** Start of DATA LINES **
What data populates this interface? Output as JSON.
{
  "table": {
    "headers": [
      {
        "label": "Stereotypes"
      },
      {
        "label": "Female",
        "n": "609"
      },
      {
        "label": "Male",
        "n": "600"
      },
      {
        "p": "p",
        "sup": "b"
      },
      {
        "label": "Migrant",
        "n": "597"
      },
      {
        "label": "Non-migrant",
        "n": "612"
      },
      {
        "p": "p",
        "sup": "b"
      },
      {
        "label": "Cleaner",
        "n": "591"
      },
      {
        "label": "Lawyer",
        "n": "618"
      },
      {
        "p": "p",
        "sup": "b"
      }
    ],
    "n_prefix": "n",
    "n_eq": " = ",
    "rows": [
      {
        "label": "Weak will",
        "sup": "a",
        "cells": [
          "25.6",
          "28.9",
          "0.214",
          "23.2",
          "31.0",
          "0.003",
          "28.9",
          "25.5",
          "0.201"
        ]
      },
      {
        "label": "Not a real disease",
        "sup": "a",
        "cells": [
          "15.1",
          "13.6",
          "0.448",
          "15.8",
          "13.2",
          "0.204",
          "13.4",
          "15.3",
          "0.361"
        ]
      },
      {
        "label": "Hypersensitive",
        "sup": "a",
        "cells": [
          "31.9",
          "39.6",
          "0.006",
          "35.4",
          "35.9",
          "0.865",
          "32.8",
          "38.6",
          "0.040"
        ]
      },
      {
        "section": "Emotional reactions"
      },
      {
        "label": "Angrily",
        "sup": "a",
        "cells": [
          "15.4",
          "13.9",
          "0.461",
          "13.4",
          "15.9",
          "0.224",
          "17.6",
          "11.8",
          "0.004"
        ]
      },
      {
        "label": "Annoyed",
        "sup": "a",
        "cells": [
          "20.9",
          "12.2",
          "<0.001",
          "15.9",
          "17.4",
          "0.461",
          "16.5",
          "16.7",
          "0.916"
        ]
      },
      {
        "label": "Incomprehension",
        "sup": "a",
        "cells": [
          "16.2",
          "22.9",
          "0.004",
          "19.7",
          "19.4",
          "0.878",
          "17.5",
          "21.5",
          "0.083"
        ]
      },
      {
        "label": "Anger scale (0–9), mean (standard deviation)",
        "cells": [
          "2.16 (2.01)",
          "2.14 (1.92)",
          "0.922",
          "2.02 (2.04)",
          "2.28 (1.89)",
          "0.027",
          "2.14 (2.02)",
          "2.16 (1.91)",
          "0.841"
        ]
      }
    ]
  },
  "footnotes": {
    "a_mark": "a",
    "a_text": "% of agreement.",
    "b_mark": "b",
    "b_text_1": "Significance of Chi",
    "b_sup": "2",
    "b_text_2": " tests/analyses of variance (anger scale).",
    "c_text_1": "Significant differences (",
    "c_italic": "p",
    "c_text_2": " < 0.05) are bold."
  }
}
** End of DATA LINES **
Pick out the lines that contain "scale" and copy them.

        "label": "Anger scale (0–9), mean (standard deviation)",
    "b_text_2": " tests/analyses of variance (anger scale).",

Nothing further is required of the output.